Performance Path The annual GHG emissions calculated for both the proposed and reference building models, then compared using either the percentage of target or percent improvement to assess performance level compliance.
Prescriptive Path via the Energy Conservation Points Method
One starting point for builders is to begin by selecting the desired performance level (from A to F) for their home design. Each Performance level has a dedicated Table in the code. The design options for the desired level then depend on the location's grid emission factor. Using the respective table for the desired level, the builder can select the type of space and water heating equipment with their respective energy sources. The energy conservation points for the entire home can then be established by following Subsection 9.36.9 the 2025 NBC. Although the prescriptive table offers several compliance options for each performance level, the grid emission factor (GEF) requirements effectively exclude provinces with high GEF values from meeting better performance levels. For example, achieving Level B requires a maximum allowable GEF of 100, while Alberta s GEF is 181, making compliance with Level B impossible. The best achievable rating for a new home in Alberta is therefore Level C using the prescriptive method. | |
Performance Path via the Percent Improvement Method
The performance path uses the reference-vs.-proposed concept in conjunction with the energy model data for the same home.

▬▬▬▬▬▬▬▬▬▬

Set exercise A
Write out, unchanged, the rows between the line holding "- data-label-text: -7,605.54: [336, 346, 362, 352]" and the line holding "- data-label-box: [754, 254, 777, 282]", inclusive.

Data provided
▬▬▬▬▬▬▬▬▬▬

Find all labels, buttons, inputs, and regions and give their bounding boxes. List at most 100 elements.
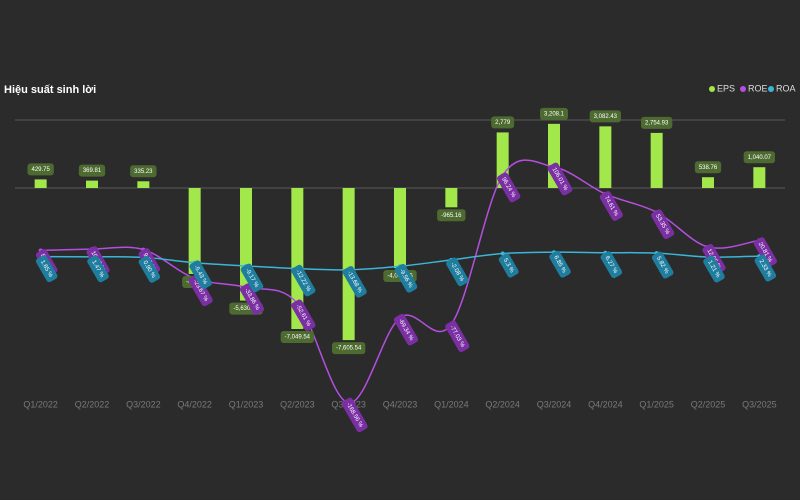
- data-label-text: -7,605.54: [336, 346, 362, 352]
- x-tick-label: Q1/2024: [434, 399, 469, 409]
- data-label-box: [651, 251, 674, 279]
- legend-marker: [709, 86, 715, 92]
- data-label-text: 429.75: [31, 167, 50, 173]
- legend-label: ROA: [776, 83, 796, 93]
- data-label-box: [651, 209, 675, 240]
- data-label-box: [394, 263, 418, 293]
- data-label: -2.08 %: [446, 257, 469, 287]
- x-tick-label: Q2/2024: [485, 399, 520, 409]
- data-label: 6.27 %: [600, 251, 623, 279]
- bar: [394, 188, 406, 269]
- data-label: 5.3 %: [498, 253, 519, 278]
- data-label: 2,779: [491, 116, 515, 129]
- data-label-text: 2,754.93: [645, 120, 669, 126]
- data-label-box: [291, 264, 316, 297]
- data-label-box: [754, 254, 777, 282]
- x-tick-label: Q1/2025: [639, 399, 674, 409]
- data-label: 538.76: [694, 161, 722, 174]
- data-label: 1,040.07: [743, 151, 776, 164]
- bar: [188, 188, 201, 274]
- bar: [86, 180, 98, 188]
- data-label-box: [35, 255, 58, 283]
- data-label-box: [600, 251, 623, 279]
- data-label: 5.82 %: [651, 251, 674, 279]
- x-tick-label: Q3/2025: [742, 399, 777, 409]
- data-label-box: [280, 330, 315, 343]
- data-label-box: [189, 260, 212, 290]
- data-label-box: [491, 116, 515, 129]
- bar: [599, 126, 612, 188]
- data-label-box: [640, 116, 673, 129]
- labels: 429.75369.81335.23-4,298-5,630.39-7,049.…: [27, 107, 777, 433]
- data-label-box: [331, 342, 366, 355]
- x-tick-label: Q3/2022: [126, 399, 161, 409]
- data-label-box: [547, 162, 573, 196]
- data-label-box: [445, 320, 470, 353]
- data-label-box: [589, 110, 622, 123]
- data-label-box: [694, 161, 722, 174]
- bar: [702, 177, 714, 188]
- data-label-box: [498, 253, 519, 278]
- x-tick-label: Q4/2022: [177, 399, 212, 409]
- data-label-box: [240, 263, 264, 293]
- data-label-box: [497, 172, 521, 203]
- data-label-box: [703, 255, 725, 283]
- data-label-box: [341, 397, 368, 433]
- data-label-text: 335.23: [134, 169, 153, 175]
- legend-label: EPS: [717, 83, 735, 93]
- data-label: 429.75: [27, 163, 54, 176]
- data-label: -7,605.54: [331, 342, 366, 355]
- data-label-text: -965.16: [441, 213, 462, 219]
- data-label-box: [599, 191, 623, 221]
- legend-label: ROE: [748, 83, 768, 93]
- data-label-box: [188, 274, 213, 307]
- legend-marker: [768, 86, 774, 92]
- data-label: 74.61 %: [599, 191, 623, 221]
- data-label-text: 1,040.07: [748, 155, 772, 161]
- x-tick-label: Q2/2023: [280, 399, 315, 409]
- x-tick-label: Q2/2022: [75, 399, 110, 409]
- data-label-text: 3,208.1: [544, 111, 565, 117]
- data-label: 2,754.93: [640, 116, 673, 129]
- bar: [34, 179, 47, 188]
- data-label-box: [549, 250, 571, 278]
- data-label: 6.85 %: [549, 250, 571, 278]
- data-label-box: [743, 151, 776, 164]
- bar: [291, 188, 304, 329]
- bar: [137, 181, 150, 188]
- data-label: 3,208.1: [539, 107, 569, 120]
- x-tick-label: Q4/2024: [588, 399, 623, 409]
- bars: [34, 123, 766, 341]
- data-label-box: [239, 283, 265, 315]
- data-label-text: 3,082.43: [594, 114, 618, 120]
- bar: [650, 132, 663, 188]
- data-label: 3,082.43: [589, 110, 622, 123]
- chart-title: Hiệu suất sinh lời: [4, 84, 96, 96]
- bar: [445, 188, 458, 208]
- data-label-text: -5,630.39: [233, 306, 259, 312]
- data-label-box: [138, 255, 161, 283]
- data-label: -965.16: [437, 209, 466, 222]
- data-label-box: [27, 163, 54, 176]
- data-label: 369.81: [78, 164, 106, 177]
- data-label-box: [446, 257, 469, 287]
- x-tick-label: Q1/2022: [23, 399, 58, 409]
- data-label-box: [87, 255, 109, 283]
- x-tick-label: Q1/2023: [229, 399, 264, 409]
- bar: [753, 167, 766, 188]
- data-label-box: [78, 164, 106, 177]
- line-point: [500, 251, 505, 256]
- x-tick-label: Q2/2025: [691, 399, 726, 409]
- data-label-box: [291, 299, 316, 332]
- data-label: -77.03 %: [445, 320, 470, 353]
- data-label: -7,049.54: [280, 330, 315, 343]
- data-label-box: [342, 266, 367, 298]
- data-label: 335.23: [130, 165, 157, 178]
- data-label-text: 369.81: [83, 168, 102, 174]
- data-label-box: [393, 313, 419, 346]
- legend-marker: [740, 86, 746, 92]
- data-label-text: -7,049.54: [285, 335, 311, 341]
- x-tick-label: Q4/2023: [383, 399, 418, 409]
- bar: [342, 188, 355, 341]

▬▬▬▬▬▬▬▬▬▬

Set exercise B
From the excerpt on GHG compliance paths, pull out the passage between "Performance Path The" and "performance level compliance.", inclusive, copying it verbatim.

Expected output A
- data-label-text: -7,605.54: [336, 346, 362, 352]
- x-tick-label: Q1/2024: [434, 399, 469, 409]
- data-label-box: [651, 251, 674, 279]
- legend-marker: [709, 86, 715, 92]
- data-label-text: 429.75: [31, 167, 50, 173]
- legend-label: ROA: [776, 83, 796, 93]
- data-label-box: [651, 209, 675, 240]
- data-label-box: [394, 263, 418, 293]
- data-label: -2.08 %: [446, 257, 469, 287]
- x-tick-label: Q2/2024: [485, 399, 520, 409]
- data-label: 6.27 %: [600, 251, 623, 279]
- bar: [394, 188, 406, 269]
- data-label: 5.3 %: [498, 253, 519, 278]
- data-label: 2,779: [491, 116, 515, 129]
- data-label-text: 2,754.93: [645, 120, 669, 126]
- data-label-box: [291, 264, 316, 297]
- data-label-box: [754, 254, 777, 282]

Expected output B
Performance Path The annual GHG emissions calculated for both the proposed and reference building models, then compared using either the percentage of target or percent improvement to assess performance level compliance.